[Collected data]
Begin

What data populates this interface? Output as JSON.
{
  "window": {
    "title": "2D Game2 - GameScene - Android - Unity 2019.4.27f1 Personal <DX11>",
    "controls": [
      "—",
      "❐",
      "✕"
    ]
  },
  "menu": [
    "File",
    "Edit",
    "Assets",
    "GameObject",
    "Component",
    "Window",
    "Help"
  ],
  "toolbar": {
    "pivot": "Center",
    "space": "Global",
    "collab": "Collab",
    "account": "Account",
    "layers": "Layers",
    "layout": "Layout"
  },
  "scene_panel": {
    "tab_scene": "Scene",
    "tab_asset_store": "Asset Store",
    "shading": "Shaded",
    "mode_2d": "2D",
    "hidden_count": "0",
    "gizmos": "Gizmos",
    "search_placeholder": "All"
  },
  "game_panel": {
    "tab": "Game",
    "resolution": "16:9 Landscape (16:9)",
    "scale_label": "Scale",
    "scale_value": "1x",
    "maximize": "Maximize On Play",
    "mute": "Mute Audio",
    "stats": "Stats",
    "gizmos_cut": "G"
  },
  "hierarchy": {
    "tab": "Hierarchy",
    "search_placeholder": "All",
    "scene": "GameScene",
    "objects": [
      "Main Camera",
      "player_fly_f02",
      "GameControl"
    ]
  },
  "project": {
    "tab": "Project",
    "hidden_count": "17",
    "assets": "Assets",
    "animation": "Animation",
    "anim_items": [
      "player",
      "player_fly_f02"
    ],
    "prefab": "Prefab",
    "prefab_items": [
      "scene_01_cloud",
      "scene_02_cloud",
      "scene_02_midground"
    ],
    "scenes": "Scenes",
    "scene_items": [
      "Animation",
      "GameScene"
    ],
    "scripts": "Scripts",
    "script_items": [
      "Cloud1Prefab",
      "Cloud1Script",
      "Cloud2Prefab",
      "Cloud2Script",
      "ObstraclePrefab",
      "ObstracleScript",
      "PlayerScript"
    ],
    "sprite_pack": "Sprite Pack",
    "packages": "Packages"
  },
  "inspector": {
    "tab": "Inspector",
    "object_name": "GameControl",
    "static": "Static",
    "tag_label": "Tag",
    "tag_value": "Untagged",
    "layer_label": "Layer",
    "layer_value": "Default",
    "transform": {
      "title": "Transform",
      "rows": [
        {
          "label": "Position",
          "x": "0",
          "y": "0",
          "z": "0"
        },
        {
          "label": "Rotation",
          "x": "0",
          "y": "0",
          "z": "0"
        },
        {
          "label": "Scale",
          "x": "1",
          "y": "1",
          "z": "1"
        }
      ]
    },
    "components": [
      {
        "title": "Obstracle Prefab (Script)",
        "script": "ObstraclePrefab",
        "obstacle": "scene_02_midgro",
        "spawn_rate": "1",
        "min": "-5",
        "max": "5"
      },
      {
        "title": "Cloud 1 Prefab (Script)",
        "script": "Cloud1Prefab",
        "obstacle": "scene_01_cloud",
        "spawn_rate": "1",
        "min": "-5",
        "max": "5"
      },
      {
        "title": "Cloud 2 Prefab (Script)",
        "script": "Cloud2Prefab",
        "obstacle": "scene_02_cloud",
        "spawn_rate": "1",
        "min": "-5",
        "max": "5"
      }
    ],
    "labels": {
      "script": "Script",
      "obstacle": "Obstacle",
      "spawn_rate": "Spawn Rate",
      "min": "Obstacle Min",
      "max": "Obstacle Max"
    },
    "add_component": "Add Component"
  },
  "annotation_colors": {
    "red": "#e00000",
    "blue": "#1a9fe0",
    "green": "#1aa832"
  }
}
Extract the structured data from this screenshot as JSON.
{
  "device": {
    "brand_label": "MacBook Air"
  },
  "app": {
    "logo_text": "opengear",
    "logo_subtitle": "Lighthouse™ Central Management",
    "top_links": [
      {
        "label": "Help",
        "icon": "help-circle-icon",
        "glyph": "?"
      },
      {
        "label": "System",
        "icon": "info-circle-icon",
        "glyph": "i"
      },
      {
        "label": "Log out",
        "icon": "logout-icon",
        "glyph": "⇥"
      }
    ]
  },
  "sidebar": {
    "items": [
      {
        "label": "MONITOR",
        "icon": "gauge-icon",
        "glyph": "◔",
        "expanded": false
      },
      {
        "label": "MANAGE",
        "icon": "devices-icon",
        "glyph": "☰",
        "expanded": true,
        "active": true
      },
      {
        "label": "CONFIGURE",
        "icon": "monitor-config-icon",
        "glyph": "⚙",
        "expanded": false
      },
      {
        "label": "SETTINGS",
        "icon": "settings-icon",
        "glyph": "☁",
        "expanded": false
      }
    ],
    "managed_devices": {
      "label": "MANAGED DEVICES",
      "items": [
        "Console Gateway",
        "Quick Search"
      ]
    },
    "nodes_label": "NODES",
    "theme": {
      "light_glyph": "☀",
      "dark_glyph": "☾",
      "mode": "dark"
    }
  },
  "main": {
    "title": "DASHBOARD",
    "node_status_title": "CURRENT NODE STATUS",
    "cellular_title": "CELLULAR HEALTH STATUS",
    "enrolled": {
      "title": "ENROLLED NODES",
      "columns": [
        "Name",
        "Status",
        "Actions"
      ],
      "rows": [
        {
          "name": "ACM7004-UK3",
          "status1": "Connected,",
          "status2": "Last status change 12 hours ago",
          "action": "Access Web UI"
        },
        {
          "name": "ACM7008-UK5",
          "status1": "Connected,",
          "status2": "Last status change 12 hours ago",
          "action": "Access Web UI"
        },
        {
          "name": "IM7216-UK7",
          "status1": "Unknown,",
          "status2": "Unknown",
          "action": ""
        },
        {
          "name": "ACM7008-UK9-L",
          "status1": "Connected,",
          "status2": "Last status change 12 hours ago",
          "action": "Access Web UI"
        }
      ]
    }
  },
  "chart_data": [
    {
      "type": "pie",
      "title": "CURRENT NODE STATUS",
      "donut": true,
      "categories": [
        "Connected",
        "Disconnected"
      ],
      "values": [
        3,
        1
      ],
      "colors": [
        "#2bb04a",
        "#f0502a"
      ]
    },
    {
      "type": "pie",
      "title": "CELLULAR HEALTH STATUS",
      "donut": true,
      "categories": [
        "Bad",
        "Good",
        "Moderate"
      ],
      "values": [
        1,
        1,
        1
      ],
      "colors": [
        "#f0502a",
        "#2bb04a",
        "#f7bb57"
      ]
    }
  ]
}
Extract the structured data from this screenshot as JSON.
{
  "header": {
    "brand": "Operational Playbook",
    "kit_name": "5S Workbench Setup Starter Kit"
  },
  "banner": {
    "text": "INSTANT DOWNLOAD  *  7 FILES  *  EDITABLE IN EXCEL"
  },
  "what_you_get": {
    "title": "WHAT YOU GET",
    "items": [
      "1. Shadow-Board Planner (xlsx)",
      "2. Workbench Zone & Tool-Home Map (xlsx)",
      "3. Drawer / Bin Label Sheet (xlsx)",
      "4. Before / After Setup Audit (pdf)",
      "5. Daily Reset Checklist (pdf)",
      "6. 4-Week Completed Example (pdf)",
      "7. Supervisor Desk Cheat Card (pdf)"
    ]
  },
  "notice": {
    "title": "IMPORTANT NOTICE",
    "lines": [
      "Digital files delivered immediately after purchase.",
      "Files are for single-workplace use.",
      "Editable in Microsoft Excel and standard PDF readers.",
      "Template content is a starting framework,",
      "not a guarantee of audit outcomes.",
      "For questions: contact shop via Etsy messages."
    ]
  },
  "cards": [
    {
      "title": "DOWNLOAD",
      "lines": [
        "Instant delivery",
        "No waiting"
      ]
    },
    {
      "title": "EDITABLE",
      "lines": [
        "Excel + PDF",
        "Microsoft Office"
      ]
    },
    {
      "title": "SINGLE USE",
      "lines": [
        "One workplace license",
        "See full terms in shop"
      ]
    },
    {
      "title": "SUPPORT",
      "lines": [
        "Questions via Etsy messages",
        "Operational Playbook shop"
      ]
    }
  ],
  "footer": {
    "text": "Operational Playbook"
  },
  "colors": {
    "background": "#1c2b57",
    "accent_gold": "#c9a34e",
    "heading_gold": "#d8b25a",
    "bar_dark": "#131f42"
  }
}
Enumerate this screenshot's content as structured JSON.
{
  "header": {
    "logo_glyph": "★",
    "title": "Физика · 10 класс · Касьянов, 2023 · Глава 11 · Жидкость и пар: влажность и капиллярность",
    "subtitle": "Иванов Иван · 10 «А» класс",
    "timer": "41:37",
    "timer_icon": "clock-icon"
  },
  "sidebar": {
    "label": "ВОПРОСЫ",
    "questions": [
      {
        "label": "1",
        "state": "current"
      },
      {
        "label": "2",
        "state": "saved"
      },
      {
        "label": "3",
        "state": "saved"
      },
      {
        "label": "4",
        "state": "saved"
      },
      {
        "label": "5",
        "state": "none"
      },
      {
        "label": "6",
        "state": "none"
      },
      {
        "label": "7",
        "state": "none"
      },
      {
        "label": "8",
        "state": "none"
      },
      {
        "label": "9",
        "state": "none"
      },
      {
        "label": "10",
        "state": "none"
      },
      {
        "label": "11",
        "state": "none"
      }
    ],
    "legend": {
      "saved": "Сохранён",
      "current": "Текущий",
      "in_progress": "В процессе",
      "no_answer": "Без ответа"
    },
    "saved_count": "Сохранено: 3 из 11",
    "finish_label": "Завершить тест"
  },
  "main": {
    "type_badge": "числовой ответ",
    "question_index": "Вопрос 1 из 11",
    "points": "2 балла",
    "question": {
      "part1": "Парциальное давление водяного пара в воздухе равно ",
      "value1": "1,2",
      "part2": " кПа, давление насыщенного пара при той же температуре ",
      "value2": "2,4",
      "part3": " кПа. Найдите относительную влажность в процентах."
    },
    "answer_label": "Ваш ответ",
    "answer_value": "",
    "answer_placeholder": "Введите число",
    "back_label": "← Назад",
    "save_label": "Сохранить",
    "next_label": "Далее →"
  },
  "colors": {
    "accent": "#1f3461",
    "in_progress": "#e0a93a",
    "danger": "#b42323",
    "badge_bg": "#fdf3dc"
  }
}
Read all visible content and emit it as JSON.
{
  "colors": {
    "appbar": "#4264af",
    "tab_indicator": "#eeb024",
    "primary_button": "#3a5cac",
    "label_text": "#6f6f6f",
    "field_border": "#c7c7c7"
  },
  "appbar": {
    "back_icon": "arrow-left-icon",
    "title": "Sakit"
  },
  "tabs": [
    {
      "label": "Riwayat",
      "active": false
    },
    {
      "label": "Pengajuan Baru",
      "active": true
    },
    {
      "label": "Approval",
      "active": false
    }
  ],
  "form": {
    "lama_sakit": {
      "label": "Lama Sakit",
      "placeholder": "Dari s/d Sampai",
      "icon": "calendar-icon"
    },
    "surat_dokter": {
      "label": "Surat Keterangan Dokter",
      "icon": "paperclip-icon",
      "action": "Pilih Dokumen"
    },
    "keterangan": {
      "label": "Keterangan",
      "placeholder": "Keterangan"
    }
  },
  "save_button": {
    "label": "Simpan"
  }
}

End

▶ TASK OBJECTIVE
State only the number of lines in these entries that contain "GameControl".

▶ PROBLEM SOLUTION
2